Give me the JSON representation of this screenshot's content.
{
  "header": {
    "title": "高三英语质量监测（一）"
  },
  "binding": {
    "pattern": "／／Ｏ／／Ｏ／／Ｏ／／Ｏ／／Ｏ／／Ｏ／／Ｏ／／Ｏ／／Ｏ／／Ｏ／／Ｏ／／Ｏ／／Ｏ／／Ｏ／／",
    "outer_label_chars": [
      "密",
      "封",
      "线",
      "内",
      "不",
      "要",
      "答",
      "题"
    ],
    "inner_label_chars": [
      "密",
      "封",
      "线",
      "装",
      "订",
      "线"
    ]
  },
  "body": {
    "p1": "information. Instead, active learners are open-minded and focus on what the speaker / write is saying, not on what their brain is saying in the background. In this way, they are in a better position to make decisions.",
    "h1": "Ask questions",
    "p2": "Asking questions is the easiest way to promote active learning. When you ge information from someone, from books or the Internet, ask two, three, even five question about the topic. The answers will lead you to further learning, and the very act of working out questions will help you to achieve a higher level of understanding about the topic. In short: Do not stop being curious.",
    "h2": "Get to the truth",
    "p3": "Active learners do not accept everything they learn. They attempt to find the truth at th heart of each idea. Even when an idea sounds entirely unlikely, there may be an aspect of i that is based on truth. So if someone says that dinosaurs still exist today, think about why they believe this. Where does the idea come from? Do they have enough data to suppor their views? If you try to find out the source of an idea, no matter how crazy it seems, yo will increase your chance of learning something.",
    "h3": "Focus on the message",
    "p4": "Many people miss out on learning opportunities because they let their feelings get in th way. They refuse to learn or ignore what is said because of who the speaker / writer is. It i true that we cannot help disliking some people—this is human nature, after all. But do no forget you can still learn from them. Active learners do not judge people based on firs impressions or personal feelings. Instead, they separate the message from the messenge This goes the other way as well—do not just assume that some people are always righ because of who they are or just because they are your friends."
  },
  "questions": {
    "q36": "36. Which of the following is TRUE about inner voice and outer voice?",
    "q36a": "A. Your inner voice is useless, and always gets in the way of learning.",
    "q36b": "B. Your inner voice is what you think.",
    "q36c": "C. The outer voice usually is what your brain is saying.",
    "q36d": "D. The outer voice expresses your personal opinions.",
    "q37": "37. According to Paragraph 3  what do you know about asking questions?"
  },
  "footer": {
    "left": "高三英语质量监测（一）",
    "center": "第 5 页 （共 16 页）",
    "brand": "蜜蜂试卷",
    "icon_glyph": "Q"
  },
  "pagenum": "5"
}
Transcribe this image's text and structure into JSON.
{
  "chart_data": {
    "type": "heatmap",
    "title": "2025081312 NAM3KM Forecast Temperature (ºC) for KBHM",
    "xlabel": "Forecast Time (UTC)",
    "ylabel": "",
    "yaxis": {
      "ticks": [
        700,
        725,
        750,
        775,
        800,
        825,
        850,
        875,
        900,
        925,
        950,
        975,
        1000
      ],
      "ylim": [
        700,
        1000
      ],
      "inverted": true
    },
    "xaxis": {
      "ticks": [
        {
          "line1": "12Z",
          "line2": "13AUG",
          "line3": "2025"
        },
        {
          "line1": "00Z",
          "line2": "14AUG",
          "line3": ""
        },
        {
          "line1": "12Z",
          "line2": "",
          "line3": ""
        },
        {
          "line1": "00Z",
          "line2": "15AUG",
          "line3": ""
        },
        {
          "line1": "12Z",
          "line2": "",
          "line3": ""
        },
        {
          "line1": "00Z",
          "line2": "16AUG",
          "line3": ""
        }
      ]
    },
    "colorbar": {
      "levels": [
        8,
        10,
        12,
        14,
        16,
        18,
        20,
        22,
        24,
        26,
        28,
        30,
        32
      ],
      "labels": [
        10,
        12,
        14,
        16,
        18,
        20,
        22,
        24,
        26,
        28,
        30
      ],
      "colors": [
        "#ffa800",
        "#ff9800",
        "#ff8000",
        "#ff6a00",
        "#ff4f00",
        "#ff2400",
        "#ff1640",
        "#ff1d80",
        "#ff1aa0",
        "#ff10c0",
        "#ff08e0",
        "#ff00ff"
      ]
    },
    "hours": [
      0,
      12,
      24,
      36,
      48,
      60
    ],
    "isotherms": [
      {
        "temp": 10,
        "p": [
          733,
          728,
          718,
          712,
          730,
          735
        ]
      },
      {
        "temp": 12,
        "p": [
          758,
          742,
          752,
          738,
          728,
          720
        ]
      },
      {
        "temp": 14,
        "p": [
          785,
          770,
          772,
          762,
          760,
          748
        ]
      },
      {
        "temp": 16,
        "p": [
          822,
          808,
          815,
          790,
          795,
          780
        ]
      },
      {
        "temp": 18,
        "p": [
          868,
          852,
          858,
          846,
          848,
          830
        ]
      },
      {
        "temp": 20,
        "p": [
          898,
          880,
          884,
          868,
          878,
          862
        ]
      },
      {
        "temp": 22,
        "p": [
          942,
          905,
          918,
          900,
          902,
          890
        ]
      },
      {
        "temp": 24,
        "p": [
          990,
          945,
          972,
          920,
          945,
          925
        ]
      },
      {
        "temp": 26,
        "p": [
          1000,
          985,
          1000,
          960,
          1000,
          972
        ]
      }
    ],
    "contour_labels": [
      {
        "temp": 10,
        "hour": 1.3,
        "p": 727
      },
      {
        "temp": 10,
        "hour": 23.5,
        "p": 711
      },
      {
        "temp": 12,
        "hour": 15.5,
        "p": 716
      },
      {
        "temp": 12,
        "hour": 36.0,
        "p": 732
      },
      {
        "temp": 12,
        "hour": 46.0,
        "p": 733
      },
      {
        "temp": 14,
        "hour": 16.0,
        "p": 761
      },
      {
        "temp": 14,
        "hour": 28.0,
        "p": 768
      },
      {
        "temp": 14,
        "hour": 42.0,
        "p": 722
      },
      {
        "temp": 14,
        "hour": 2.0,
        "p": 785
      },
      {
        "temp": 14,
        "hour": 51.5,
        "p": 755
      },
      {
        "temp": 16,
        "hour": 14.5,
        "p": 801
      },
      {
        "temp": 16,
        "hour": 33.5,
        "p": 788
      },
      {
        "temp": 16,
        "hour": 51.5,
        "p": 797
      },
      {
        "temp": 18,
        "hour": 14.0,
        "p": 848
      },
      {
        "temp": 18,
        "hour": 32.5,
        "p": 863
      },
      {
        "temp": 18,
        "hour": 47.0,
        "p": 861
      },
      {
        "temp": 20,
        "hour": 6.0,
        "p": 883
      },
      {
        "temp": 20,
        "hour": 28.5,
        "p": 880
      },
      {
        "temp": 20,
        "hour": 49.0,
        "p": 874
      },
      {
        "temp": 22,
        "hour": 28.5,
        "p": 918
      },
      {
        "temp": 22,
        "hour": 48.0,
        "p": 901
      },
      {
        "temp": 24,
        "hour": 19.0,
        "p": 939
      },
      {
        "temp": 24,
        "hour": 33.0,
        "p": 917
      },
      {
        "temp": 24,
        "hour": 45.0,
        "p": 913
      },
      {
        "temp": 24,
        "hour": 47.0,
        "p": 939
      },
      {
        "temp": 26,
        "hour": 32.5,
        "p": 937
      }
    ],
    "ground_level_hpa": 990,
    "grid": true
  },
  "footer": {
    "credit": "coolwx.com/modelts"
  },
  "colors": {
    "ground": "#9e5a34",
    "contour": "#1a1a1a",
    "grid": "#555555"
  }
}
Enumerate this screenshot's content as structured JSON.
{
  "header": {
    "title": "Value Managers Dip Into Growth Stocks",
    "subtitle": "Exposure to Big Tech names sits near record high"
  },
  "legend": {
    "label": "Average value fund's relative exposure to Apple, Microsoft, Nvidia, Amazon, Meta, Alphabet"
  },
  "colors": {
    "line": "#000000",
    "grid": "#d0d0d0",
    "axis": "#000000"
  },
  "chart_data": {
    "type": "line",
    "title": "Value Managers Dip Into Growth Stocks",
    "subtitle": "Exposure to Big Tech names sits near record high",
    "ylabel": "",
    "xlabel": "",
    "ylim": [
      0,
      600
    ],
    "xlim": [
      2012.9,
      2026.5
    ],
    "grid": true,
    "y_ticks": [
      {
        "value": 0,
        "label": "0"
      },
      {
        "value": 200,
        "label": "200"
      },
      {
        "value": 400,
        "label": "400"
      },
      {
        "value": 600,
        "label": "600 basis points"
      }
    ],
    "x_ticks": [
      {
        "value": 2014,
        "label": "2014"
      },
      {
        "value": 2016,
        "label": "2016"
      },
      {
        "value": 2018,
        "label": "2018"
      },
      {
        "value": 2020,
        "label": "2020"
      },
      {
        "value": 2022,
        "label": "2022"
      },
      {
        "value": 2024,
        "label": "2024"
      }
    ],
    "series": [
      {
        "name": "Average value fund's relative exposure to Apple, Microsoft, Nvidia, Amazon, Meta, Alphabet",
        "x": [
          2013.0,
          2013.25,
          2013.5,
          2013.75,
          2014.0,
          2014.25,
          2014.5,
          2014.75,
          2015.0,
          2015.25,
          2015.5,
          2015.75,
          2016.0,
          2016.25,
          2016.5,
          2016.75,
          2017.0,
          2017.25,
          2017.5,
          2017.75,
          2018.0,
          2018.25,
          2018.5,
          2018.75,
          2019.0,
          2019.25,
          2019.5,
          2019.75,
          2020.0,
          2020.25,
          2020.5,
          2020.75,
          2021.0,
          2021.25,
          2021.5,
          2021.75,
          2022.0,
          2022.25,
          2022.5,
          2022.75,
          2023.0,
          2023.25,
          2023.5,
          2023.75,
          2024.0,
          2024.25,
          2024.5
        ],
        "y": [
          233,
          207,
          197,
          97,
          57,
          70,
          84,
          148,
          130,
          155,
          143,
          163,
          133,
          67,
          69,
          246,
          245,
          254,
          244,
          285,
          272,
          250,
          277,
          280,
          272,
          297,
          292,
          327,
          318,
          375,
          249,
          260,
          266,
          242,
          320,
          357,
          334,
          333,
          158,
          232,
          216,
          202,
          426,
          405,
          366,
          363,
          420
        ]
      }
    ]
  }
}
▬▬▬▬▬▬
* **SHORT EXERCISE**
Look over the listing. Pull out every line with the string "always" in it.

* **THE SOLUTION**
    "p4": "Many people miss out on learning opportunities because they let their feelings get in th way. They refuse to learn or ignore what is said because of who the speaker / writer is. It i true that we cannot help disliking some people—this is human nature, after all. But do no forget you can still learn from them. Active learners do not judge people based on firs impressions or personal feelings. Instead, they separate the message from the messenge This goes the other way as well—do not just assume that some people are always righ because of who they are or just because they are your friends."
    "q36a": "A. Your inner voice is useless, and always gets in the way of learning.",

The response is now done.